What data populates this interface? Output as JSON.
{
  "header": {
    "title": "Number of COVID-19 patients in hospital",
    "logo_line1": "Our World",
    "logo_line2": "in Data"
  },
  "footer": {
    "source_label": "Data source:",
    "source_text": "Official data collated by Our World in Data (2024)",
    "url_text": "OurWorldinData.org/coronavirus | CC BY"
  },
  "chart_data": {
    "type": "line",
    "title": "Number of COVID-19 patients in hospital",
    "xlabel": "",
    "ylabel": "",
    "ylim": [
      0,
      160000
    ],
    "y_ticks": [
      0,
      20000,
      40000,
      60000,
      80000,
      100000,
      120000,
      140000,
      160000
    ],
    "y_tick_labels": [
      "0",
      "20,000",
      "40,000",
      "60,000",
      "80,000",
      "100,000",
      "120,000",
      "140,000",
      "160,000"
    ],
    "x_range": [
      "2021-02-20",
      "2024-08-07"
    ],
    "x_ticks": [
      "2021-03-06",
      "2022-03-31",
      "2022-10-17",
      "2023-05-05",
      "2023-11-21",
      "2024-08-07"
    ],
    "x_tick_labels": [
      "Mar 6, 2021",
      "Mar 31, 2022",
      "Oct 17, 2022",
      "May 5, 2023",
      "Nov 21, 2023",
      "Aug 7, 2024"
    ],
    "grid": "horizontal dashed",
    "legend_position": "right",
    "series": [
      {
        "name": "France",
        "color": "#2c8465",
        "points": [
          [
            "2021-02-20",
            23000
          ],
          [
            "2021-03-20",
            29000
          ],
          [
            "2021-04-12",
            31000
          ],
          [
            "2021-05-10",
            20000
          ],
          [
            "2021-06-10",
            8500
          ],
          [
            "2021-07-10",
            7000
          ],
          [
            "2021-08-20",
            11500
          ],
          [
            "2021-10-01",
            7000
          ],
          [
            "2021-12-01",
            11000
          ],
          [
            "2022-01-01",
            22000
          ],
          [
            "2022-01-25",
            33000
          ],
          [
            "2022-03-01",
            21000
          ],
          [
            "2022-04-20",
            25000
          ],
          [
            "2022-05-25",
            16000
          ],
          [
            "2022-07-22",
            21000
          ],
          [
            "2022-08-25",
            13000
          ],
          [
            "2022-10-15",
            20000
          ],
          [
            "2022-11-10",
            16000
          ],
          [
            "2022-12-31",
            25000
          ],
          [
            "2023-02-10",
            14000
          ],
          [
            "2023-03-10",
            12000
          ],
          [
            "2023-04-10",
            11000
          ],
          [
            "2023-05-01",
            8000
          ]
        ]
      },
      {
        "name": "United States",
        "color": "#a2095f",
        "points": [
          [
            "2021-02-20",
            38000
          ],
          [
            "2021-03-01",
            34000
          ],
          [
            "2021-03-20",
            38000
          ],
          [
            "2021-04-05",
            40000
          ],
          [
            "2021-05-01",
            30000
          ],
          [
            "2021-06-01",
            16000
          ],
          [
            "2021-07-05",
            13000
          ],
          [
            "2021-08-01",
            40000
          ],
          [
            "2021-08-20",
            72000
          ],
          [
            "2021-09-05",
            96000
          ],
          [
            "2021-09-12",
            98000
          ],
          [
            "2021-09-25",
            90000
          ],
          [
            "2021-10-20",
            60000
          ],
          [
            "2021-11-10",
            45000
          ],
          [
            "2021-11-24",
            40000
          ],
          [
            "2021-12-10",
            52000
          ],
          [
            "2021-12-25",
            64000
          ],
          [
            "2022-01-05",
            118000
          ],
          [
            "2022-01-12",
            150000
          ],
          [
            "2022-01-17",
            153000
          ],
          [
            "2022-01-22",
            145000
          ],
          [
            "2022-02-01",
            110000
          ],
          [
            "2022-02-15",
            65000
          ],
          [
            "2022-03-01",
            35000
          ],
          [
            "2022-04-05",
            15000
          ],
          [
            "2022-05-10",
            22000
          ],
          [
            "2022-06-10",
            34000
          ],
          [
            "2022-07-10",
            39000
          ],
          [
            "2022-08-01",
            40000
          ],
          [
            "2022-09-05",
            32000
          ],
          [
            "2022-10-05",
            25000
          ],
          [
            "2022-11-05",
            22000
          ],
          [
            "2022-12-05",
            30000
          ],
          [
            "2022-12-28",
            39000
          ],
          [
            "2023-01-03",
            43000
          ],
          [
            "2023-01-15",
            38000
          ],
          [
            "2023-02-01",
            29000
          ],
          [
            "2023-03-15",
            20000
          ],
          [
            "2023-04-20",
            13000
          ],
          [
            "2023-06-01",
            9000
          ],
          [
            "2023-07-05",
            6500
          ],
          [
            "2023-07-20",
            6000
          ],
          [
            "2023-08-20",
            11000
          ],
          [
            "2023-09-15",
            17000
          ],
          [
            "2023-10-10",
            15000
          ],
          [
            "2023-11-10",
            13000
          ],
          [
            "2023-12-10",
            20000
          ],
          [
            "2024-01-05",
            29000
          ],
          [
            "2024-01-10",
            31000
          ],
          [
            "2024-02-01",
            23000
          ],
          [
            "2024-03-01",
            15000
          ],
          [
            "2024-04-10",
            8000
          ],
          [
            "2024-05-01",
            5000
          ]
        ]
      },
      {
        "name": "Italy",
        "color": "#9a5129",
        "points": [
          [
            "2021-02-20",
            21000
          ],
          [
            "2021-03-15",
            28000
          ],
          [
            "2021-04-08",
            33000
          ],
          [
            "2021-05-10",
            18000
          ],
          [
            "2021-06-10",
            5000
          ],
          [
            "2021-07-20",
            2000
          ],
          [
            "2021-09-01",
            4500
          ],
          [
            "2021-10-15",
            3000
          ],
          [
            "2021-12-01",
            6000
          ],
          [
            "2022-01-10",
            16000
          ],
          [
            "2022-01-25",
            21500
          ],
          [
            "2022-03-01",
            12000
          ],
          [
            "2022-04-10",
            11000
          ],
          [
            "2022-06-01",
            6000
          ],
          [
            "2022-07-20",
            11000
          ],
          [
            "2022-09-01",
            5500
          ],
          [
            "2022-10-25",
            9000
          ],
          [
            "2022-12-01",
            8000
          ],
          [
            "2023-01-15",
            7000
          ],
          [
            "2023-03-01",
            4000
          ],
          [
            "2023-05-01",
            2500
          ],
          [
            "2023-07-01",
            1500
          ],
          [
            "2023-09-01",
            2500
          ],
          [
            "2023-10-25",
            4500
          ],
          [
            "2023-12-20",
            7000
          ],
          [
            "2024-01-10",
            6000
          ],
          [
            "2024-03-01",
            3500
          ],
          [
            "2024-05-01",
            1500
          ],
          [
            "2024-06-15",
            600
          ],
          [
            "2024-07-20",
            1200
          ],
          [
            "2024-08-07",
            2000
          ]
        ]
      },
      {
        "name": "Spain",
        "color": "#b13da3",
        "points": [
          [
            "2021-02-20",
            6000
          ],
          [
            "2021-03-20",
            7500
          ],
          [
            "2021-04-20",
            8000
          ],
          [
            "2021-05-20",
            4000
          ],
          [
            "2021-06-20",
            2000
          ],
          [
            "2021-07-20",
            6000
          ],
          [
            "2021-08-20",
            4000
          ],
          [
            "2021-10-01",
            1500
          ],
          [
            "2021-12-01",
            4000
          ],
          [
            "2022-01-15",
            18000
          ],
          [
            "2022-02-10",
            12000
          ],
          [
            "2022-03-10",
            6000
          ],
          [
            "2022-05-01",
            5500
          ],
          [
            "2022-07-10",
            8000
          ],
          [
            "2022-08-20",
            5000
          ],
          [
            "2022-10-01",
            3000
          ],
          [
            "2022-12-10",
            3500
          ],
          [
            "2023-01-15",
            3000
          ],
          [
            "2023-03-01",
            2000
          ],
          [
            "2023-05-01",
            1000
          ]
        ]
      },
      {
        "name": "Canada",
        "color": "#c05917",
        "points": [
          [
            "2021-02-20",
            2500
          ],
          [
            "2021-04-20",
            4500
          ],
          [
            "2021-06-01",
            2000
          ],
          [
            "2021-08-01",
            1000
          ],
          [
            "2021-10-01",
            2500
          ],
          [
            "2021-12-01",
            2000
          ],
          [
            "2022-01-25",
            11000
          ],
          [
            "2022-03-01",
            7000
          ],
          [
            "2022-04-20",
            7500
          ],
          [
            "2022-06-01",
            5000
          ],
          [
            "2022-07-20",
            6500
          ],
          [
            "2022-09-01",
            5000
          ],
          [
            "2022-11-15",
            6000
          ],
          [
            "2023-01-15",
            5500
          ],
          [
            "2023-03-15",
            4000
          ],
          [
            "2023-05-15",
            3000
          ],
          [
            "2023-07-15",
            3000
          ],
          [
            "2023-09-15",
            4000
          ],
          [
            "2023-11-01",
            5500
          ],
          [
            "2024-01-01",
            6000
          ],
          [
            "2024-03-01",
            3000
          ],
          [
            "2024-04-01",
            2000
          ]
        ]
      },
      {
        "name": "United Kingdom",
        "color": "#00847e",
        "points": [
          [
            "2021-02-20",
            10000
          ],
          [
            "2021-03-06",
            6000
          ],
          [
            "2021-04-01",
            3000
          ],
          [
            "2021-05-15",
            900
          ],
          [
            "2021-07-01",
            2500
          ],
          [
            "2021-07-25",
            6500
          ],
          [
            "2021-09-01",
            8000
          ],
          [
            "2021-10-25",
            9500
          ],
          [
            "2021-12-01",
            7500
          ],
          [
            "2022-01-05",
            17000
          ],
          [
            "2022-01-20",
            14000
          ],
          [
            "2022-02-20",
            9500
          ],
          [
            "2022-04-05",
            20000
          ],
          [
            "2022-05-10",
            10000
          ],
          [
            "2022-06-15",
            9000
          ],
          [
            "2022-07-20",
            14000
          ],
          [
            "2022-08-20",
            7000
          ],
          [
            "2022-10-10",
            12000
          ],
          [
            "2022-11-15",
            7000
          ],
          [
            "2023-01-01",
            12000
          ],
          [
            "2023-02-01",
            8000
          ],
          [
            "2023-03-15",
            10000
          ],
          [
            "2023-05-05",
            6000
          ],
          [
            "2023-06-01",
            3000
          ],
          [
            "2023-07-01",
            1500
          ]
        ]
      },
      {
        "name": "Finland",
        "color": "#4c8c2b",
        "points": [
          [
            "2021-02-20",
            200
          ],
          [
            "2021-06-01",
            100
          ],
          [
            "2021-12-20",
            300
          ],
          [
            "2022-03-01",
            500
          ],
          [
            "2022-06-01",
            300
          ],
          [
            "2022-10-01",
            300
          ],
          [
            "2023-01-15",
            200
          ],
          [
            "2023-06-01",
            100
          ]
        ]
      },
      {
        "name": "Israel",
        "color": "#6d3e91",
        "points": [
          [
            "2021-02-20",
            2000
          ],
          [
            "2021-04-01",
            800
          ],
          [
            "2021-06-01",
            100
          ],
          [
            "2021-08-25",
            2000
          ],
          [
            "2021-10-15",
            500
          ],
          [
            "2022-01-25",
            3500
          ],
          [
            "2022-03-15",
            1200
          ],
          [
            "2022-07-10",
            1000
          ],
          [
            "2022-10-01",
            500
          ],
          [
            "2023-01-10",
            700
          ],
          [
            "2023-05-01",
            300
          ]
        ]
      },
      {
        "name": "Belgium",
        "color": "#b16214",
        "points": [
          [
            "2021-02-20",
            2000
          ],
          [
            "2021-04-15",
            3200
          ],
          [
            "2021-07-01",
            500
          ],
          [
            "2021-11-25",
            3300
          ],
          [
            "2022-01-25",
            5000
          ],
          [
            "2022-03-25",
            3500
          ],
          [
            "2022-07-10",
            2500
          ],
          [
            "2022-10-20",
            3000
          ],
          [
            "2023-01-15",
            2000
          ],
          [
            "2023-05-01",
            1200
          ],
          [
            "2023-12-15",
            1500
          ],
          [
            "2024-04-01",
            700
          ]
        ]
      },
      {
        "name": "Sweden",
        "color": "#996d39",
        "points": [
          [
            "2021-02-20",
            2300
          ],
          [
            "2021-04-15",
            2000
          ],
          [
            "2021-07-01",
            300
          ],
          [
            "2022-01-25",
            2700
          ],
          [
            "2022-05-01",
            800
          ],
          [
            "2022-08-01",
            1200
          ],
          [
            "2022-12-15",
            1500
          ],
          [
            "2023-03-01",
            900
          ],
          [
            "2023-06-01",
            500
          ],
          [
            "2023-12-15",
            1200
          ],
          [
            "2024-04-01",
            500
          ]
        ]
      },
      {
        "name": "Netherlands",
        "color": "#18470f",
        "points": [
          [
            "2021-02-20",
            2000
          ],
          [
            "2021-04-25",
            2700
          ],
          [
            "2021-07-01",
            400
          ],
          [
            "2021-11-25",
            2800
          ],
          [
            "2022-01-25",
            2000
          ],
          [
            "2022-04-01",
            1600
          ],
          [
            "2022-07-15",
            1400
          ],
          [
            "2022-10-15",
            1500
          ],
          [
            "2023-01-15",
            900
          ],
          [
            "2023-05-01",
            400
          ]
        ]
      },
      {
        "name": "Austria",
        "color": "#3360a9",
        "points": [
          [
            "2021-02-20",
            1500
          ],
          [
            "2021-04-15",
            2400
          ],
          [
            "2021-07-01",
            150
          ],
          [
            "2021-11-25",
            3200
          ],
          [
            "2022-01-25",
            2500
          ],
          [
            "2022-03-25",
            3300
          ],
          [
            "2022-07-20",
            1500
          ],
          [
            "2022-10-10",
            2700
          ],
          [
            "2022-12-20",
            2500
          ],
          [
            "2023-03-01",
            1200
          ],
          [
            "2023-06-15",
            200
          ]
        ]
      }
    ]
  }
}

WHAT IS BEING ASKED |
Look over the material above and show each line where "United" appears.

EXERCISE RESULT |
        "name": "United States",
        "name": "United Kingdom",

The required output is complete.